■ GIVEN REQUEST
Extract all lines that hold "type" from the records below.

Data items
::::::::

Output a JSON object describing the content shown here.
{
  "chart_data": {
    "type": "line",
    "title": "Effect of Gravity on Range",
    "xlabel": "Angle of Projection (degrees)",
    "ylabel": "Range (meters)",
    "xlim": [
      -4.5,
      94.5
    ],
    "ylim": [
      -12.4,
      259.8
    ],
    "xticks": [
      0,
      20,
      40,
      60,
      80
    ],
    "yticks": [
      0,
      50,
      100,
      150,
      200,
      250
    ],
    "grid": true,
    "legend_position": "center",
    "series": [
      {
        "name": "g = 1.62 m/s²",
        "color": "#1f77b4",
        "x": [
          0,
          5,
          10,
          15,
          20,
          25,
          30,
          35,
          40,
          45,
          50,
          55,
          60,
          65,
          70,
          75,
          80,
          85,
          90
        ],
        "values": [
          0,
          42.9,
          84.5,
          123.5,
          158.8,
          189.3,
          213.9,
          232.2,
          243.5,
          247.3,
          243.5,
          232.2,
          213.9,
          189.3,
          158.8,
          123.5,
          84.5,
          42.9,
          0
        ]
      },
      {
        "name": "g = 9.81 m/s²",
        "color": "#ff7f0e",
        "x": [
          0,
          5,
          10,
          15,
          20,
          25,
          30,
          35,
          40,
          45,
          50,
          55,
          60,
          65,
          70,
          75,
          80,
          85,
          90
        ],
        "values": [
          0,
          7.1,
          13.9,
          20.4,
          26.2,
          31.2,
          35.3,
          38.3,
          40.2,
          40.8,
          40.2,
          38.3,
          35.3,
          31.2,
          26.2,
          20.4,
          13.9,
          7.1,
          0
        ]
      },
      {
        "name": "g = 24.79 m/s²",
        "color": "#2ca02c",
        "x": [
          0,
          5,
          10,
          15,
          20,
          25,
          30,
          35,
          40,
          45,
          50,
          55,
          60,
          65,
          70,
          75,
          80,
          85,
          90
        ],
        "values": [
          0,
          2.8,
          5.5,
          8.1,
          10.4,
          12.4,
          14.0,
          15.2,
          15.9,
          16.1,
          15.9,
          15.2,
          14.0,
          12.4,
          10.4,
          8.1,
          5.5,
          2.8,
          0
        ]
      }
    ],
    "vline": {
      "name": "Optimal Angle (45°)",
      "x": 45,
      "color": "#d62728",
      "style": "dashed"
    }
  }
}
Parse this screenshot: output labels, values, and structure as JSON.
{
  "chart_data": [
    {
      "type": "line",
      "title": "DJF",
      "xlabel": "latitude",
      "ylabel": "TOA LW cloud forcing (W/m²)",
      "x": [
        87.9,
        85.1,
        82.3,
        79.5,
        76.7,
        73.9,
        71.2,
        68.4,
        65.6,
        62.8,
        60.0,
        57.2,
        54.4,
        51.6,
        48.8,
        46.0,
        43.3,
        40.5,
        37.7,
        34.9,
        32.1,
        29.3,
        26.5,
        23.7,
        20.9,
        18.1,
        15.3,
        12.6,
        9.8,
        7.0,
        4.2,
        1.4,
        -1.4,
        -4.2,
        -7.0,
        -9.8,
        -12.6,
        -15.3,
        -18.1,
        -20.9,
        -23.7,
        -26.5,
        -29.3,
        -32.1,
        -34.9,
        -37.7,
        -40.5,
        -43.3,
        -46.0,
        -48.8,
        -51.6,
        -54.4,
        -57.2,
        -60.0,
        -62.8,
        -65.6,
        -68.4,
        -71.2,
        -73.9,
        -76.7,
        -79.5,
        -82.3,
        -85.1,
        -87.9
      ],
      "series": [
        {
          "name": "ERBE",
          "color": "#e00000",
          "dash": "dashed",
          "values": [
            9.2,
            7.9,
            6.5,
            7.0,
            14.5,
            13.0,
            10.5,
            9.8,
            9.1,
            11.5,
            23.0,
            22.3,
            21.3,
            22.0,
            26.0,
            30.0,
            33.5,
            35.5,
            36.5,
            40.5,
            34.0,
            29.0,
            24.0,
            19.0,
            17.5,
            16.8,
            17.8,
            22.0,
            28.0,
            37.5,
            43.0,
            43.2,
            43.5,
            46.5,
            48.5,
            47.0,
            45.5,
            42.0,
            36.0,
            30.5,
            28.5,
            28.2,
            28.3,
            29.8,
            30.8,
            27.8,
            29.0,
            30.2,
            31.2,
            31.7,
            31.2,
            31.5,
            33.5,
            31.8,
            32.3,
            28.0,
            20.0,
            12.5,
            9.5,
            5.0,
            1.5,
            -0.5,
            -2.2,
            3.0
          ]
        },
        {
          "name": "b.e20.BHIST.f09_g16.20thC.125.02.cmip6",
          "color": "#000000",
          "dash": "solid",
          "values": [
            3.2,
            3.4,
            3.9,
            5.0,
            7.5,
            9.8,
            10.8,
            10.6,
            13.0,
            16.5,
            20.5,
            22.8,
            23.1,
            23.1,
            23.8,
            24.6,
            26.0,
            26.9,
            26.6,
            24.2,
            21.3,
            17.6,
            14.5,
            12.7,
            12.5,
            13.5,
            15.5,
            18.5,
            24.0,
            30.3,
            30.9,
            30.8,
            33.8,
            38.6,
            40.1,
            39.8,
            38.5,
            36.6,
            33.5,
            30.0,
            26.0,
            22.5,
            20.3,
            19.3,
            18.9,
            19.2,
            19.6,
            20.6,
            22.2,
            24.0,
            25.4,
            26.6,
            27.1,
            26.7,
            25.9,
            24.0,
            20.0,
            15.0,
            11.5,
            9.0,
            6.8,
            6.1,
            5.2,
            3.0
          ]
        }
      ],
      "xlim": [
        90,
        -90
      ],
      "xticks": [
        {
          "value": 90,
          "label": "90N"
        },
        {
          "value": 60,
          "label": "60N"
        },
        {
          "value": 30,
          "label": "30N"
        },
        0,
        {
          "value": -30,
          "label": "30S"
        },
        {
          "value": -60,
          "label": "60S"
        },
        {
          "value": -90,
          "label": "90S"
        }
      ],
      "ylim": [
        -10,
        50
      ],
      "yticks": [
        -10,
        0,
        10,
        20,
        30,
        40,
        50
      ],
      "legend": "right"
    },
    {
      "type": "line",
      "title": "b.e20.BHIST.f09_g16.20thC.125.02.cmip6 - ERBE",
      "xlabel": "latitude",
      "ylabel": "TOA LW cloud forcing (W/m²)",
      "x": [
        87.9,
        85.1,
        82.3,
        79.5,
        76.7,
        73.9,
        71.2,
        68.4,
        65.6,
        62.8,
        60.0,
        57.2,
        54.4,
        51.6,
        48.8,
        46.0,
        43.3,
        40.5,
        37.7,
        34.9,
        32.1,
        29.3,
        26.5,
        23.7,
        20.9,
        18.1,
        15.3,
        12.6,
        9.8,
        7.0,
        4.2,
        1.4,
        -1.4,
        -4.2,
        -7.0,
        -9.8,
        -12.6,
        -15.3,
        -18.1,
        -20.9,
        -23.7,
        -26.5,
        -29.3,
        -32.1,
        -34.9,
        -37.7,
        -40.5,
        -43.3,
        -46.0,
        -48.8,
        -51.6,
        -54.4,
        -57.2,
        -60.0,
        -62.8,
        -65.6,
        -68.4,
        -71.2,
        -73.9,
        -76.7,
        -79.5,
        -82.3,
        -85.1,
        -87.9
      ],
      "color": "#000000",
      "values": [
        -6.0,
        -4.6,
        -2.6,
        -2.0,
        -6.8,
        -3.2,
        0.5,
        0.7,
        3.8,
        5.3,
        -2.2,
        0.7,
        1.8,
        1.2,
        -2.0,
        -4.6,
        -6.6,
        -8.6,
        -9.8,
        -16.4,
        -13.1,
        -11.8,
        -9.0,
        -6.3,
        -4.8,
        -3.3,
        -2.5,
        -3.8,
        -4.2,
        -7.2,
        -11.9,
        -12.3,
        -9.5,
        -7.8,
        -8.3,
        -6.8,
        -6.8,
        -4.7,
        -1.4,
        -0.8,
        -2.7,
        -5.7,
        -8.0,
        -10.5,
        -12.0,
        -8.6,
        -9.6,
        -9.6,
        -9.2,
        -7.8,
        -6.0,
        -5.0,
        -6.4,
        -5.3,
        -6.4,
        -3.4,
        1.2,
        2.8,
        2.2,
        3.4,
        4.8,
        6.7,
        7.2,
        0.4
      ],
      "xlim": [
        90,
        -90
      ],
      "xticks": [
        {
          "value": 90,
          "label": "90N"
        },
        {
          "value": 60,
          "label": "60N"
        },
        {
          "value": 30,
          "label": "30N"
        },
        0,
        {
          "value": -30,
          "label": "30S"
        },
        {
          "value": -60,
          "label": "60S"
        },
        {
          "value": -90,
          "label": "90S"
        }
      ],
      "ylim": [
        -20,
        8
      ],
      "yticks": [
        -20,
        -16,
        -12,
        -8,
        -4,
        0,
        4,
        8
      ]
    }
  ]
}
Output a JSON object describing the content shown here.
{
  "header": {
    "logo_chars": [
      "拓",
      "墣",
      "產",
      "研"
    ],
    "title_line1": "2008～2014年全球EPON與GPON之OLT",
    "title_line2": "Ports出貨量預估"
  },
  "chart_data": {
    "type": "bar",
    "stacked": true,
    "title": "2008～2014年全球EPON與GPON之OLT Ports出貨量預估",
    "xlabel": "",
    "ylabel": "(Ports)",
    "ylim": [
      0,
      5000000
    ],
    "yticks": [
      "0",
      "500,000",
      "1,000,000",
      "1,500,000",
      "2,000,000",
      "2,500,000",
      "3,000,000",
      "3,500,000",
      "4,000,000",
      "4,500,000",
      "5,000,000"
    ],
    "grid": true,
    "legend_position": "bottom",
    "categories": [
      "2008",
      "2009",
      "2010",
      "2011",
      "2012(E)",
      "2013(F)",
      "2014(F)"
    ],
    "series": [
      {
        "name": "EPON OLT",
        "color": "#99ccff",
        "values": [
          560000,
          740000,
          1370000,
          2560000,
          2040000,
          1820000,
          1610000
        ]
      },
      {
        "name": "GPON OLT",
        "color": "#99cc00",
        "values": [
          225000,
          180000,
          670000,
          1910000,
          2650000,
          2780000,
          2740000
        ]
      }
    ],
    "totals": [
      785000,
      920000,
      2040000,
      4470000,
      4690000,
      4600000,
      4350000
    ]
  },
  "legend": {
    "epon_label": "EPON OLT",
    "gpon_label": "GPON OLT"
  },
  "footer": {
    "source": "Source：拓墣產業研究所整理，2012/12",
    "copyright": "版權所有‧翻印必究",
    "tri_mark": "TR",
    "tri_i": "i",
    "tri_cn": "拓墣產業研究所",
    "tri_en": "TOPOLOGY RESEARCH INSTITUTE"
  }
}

::::::::

■ WORKED ANSWER
    "type": "line",
      "type": "line",
      "type": "line",
    "type": "bar",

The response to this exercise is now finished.